Produce the listing below again, exactly as shown.

(Dataset excerpts)

((

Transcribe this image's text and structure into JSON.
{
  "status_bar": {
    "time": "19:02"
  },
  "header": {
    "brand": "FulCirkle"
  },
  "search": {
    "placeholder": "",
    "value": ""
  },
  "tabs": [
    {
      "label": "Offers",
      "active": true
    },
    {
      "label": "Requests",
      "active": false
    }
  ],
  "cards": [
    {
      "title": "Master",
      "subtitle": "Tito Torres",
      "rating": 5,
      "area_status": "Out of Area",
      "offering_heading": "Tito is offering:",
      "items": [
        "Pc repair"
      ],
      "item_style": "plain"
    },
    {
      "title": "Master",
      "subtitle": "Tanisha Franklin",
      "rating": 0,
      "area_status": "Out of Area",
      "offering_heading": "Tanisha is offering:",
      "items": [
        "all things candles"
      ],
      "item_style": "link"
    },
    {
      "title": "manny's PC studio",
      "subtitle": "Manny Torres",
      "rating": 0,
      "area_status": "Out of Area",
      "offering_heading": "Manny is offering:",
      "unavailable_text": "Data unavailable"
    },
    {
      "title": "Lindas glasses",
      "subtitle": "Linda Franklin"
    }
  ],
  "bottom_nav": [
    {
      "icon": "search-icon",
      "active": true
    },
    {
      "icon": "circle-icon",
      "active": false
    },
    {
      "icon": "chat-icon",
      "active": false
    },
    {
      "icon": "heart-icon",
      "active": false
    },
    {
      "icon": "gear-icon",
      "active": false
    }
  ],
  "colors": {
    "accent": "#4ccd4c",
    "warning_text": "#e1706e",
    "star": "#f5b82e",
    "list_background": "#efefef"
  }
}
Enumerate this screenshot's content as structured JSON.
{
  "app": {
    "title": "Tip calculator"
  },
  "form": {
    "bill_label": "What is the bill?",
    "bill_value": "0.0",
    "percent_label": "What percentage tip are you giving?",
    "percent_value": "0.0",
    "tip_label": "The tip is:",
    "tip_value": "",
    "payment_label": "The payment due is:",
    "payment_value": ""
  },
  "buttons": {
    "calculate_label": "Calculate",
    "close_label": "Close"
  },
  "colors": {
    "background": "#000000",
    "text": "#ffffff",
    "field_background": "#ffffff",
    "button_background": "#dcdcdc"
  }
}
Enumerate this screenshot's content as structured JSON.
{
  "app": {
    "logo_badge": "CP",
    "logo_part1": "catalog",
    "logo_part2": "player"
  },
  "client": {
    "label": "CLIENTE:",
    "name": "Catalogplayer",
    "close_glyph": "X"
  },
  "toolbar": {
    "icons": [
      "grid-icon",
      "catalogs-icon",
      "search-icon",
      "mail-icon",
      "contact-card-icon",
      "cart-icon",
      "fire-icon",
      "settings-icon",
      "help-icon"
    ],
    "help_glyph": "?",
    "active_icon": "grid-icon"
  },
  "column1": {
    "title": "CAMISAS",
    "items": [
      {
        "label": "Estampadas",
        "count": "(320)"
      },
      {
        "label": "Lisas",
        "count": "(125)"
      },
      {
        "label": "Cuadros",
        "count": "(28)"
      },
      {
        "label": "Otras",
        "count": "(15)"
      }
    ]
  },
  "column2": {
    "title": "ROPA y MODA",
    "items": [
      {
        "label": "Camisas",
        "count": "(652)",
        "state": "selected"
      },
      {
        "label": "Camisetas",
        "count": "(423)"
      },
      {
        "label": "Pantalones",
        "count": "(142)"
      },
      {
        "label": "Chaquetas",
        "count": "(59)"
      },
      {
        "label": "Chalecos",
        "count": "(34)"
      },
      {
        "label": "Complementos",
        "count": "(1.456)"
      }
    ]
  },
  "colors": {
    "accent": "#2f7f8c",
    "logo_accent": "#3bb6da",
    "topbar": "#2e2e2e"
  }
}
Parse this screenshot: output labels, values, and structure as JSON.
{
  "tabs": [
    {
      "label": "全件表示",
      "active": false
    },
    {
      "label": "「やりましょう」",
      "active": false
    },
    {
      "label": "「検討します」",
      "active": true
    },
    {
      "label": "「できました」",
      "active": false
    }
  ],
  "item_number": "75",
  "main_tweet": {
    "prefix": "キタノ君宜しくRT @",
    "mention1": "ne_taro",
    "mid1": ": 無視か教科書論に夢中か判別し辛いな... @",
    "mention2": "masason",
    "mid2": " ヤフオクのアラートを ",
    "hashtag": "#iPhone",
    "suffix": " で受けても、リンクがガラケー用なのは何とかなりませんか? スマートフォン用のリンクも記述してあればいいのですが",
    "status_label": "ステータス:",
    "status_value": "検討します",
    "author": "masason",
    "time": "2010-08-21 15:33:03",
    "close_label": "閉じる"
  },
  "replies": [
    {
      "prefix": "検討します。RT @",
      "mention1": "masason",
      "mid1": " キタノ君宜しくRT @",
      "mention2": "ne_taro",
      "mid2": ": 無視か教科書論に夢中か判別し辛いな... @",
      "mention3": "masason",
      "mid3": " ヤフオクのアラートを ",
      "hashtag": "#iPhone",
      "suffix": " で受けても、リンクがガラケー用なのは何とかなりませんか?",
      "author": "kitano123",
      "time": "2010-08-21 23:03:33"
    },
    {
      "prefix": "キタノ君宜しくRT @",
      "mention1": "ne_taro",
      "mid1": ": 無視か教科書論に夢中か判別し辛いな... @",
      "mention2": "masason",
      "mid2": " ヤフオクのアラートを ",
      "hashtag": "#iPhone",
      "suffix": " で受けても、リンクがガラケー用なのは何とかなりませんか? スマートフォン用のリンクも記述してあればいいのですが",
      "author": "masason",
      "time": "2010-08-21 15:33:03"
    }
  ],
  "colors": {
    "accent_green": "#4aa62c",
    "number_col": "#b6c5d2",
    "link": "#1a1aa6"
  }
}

))

CORRECT OUTPUT:
Transcribe this image's text and structure into JSON.
{
  "status_bar": {
    "time": "19:02"
  },
  "header": {
    "brand": "FulCirkle"
  },
  "search": {
    "placeholder": "",
    "value": ""
  },
  "tabs": [
    {
      "label": "Offers",
      "active": true
    },
    {
      "label": "Requests",
      "active": false
    }
  ],
  "cards": [
    {
      "title": "Master",
      "subtitle": "Tito Torres",
      "rating": 5,
      "area_status": "Out of Area",
      "offering_heading": "Tito is offering:",
      "items": [
        "Pc repair"
      ],
      "item_style": "plain"
    },
    {
      "title": "Master",
      "subtitle": "Tanisha Franklin",
      "rating": 0,
      "area_status": "Out of Area",
      "offering_heading": "Tanisha is offering:",
      "items": [
        "all things candles"
      ],
      "item_style": "link"
    },
    {
      "title": "manny's PC studio",
      "subtitle": "Manny Torres",
      "rating": 0,
      "area_status": "Out of Area",
      "offering_heading": "Manny is offering:",
      "unavailable_text": "Data unavailable"
    },
    {
      "title": "Lindas glasses",
      "subtitle": "Linda Franklin"
    }
  ],
  "bottom_nav": [
    {
      "icon": "search-icon",
      "active": true
    },
    {
      "icon": "circle-icon",
      "active": false
    },
    {
      "icon": "chat-icon",
      "active": false
    },
    {
      "icon": "heart-icon",
      "active": false
    },
    {
      "icon": "gear-icon",
      "active": false
    }
  ],
  "colors": {
    "accent": "#4ccd4c",
    "warning_text": "#e1706e",
    "star": "#f5b82e",
    "list_background": "#efefef"
  }
}
Enumerate this screenshot's content as structured JSON.
{
  "app": {
    "title": "Tip calculator"
  },
  "form": {
    "bill_label": "What is the bill?",
    "bill_value": "0.0",
    "percent_label": "What percentage tip are you giving?",
    "percent_value": "0.0",
    "tip_label": "The tip is:",
    "tip_value": "",
    "payment_label": "The payment due is:",
    "payment_value": ""
  },
  "buttons": {
    "calculate_label": "Calculate",
    "close_label": "Close"
  },
  "colors": {
    "background": "#000000",
    "text": "#ffffff",
    "field_background": "#ffffff",
    "button_background": "#dcdcdc"
  }
}
Enumerate this screenshot's content as structured JSON.
{
  "app": {
    "logo_badge": "CP",
    "logo_part1": "catalog",
    "logo_part2": "player"
  },
  "client": {
    "label": "CLIENTE:",
    "name": "Catalogplayer",
    "close_glyph": "X"
  },
  "toolbar": {
    "icons": [
      "grid-icon",
      "catalogs-icon",
      "search-icon",
      "mail-icon",
      "contact-card-icon",
      "cart-icon",
      "fire-icon",
      "settings-icon",
      "help-icon"
    ],
    "help_glyph": "?",
    "active_icon": "grid-icon"
  },
  "column1": {
    "title": "CAMISAS",
    "items": [
      {
        "label": "Estampadas",
        "count": "(320)"
      },
      {
        "label": "Lisas",
        "count": "(125)"
      },
      {
        "label": "Cuadros",
        "count": "(28)"
      },
      {
        "label": "Otras",
        "count": "(15)"
      }
    ]
  },
  "column2": {
    "title": "ROPA y MODA",
    "items": [
      {
        "label": "Camisas",
        "count": "(652)",
        "state": "selected"
      },
      {
        "label": "Camisetas",
        "count": "(423)"
      },
      {
        "label": "Pantalones",
        "count": "(142)"
      },
      {
        "label": "Chaquetas",
        "count": "(59)"
      },
      {
        "label": "Chalecos",
        "count": "(34)"
      },
      {
        "label": "Complementos",
        "count": "(1.456)"
      }
    ]
  },
  "colors": {
    "accent": "#2f7f8c",
    "logo_accent": "#3bb6da",
    "topbar": "#2e2e2e"
  }
}
Parse this screenshot: output labels, values, and structure as JSON.
{
  "tabs": [
    {
      "label": "全件表示",
      "active": false
    },
    {
      "label": "「やりましょう」",
      "active": false
    },
    {
      "label": "「検討します」",
      "active": true
    },
    {
      "label": "「できました」",
      "active": false
    }
  ],
  "item_number": "75",
  "main_tweet": {
    "prefix": "キタノ君宜しくRT @",
    "mention1": "ne_taro",
    "mid1": ": 無視か教科書論に夢中か判別し辛いな... @",
    "mention2": "masason",
    "mid2": " ヤフオクのアラートを ",
    "hashtag": "#iPhone",
    "suffix": " で受けても、リンクがガラケー用なのは何とかなりませんか? スマートフォン用のリンクも記述してあればいいのですが",
    "status_label": "ステータス:",
    "status_value": "検討します",
    "author": "masason",
    "time": "2010-08-21 15:33:03",
    "close_label": "閉じる"
  },
  "replies": [
    {
      "prefix": "検討します。RT @",
      "mention1": "masason",
      "mid1": " キタノ君宜しくRT @",
      "mention2": "ne_taro",
      "mid2": ": 無視か教科書論に夢中か判別し辛いな... @",
      "mention3": "masason",
      "mid3": " ヤフオクのアラートを ",
      "hashtag": "#iPhone",
      "suffix": " で受けても、リンクがガラケー用なのは何とかなりませんか?",
      "author": "kitano123",
      "time": "2010-08-21 23:03:33"
    },
    {
      "prefix": "キタノ君宜しくRT @",
      "mention1": "ne_taro",
      "mid1": ": 無視か教科書論に夢中か判別し辛いな... @",
      "mention2": "masason",
      "mid2": " ヤフオクのアラートを ",
      "hashtag": "#iPhone",
      "suffix": " で受けても、リンクがガラケー用なのは何とかなりませんか? スマートフォン用のリンクも記述してあればいいのですが",
      "author": "masason",
      "time": "2010-08-21 15:33:03"
    }
  ],
  "colors": {
    "accent_green": "#4aa62c",
    "number_col": "#b6c5d2",
    "link": "#1a1aa6"
  }
}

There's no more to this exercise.